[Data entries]
■ ■ ■ ■
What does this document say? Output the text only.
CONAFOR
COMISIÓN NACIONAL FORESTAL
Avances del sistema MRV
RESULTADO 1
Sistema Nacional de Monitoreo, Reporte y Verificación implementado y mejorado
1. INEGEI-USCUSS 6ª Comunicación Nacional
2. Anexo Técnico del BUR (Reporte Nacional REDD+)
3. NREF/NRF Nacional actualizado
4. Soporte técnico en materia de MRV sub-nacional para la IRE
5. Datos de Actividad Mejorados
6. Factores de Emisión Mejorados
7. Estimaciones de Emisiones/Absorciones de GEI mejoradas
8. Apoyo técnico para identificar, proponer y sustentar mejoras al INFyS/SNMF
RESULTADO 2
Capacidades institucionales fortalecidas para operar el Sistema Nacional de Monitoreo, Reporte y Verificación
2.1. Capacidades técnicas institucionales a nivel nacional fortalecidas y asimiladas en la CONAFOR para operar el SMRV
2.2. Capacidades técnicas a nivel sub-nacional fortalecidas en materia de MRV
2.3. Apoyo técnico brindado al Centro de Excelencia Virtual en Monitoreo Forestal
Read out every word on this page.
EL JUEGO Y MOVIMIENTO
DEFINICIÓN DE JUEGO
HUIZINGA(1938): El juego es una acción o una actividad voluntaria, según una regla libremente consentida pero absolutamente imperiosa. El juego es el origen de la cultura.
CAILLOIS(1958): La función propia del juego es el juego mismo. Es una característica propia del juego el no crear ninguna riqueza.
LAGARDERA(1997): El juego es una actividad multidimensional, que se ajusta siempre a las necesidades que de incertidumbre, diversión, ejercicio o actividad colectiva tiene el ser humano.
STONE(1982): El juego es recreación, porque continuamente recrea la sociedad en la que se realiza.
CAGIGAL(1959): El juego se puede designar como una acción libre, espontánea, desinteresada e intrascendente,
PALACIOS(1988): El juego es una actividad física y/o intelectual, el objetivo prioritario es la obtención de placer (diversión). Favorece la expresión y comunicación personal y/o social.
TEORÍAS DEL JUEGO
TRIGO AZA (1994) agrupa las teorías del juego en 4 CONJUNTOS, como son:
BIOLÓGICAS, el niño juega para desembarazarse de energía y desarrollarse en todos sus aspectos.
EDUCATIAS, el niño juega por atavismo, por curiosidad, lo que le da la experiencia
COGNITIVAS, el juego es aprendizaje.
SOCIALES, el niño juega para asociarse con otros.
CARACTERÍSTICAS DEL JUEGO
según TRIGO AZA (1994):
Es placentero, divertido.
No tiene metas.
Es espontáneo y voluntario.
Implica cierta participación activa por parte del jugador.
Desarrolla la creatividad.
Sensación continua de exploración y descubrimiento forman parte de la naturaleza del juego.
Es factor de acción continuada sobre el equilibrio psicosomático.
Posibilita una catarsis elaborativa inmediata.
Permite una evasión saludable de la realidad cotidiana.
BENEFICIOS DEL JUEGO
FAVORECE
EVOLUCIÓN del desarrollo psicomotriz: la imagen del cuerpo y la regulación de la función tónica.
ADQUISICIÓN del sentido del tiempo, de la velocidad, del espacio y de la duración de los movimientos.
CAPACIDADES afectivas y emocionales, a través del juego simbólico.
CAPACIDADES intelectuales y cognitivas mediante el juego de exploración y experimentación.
■ ■ ■ ■
- WHAT YOU NEED TO DO: The answer should be a single number: the count of lines in the data that include the string "exploración".

- TASK OUTPUT: 2